» EXERCISE TASK
Pull every line containing "一般公共预算财政拨款支出决算表" from the entries.

________________________

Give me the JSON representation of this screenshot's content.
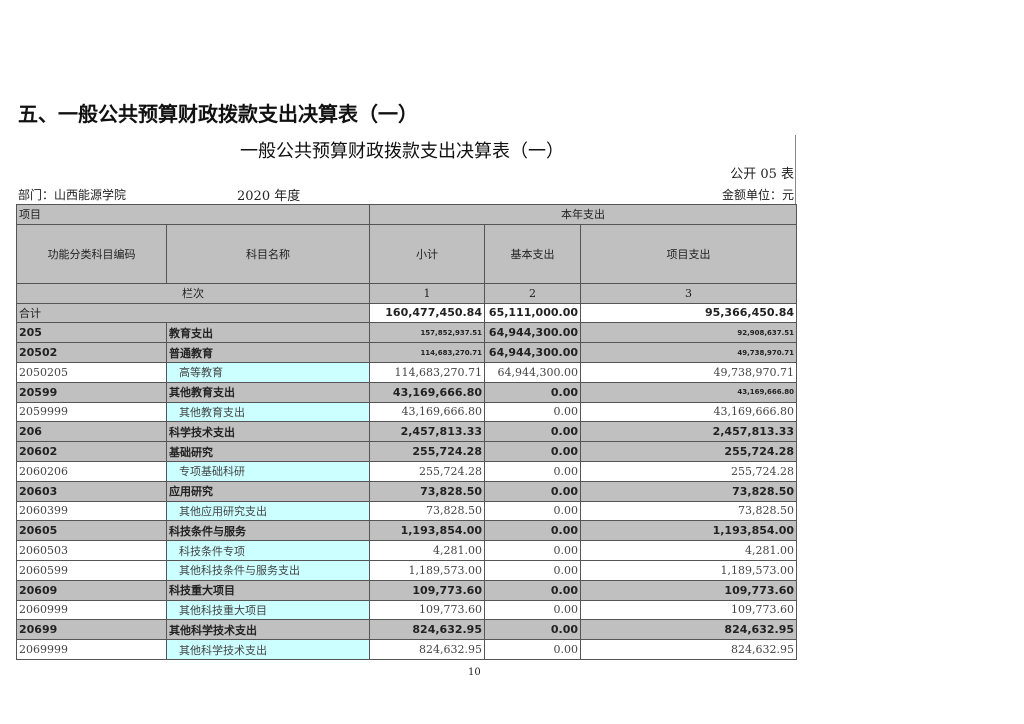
{
  "heading": "五、一般公共预算财政拨款支出决算表（一）",
  "title": "一般公共预算财政拨款支出决算表（一）",
  "table_no": "公开 05 表",
  "department": "部门：山西能源学院",
  "year": "2020 年度",
  "unit": "金额单位：元",
  "header": {
    "item": "项目",
    "current_year": "本年支出",
    "code": "功能分类科目编码",
    "name": "科目名称",
    "subtotal": "小计",
    "basic": "基本支出",
    "project": "项目支出",
    "column_no": "栏次",
    "col1": "1",
    "col2": "2",
    "col3": "3"
  },
  "total": {
    "label": "合计",
    "subtotal": "160,477,450.84",
    "basic": "65,111,000.00",
    "project": "95,366,450.84"
  },
  "rows": [
    {
      "code": "205",
      "name": "教育支出",
      "subtotal": "157,852,937.51",
      "basic": "64,944,300.00",
      "project": "92,908,637.51",
      "level": "category"
    },
    {
      "code": "20502",
      "name": "普通教育",
      "subtotal": "114,683,270.71",
      "basic": "64,944,300.00",
      "project": "49,738,970.71",
      "level": "category"
    },
    {
      "code": "2050205",
      "name": "高等教育",
      "subtotal": "114,683,270.71",
      "basic": "64,944,300.00",
      "project": "49,738,970.71",
      "level": "item"
    },
    {
      "code": "20599",
      "name": "其他教育支出",
      "subtotal": "43,169,666.80",
      "basic": "0.00",
      "project": "43,169,666.80",
      "level": "category"
    },
    {
      "code": "2059999",
      "name": "其他教育支出",
      "subtotal": "43,169,666.80",
      "basic": "0.00",
      "project": "43,169,666.80",
      "level": "item"
    },
    {
      "code": "206",
      "name": "科学技术支出",
      "subtotal": "2,457,813.33",
      "basic": "0.00",
      "project": "2,457,813.33",
      "level": "category"
    },
    {
      "code": "20602",
      "name": "基础研究",
      "subtotal": "255,724.28",
      "basic": "0.00",
      "project": "255,724.28",
      "level": "category"
    },
    {
      "code": "2060206",
      "name": "专项基础科研",
      "subtotal": "255,724.28",
      "basic": "0.00",
      "project": "255,724.28",
      "level": "item"
    },
    {
      "code": "20603",
      "name": "应用研究",
      "subtotal": "73,828.50",
      "basic": "0.00",
      "project": "73,828.50",
      "level": "category"
    },
    {
      "code": "2060399",
      "name": "其他应用研究支出",
      "subtotal": "73,828.50",
      "basic": "0.00",
      "project": "73,828.50",
      "level": "item"
    },
    {
      "code": "20605",
      "name": "科技条件与服务",
      "subtotal": "1,193,854.00",
      "basic": "0.00",
      "project": "1,193,854.00",
      "level": "category"
    },
    {
      "code": "2060503",
      "name": "科技条件专项",
      "subtotal": "4,281.00",
      "basic": "0.00",
      "project": "4,281.00",
      "level": "item"
    },
    {
      "code": "2060599",
      "name": "其他科技条件与服务支出",
      "subtotal": "1,189,573.00",
      "basic": "0.00",
      "project": "1,189,573.00",
      "level": "item"
    },
    {
      "code": "20609",
      "name": "科技重大项目",
      "subtotal": "109,773.60",
      "basic": "0.00",
      "project": "109,773.60",
      "level": "category"
    },
    {
      "code": "2060999",
      "name": "其他科技重大项目",
      "subtotal": "109,773.60",
      "basic": "0.00",
      "project": "109,773.60",
      "level": "item"
    },
    {
      "code": "20699",
      "name": "其他科学技术支出",
      "subtotal": "824,632.95",
      "basic": "0.00",
      "project": "824,632.95",
      "level": "category"
    },
    {
      "code": "2069999",
      "name": "其他科学技术支出",
      "subtotal": "824,632.95",
      "basic": "0.00",
      "project": "824,632.95",
      "level": "item"
    }
  ],
  "colors": {
    "header_gray": "#c0c0c0",
    "item_name_cyan": "#ccffff"
  },
  "page_number": "10"
}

________________________

» RESPONSE TO THE EXERCISE
  "heading": "五、一般公共预算财政拨款支出决算表（一）",
  "title": "一般公共预算财政拨款支出决算表（一）",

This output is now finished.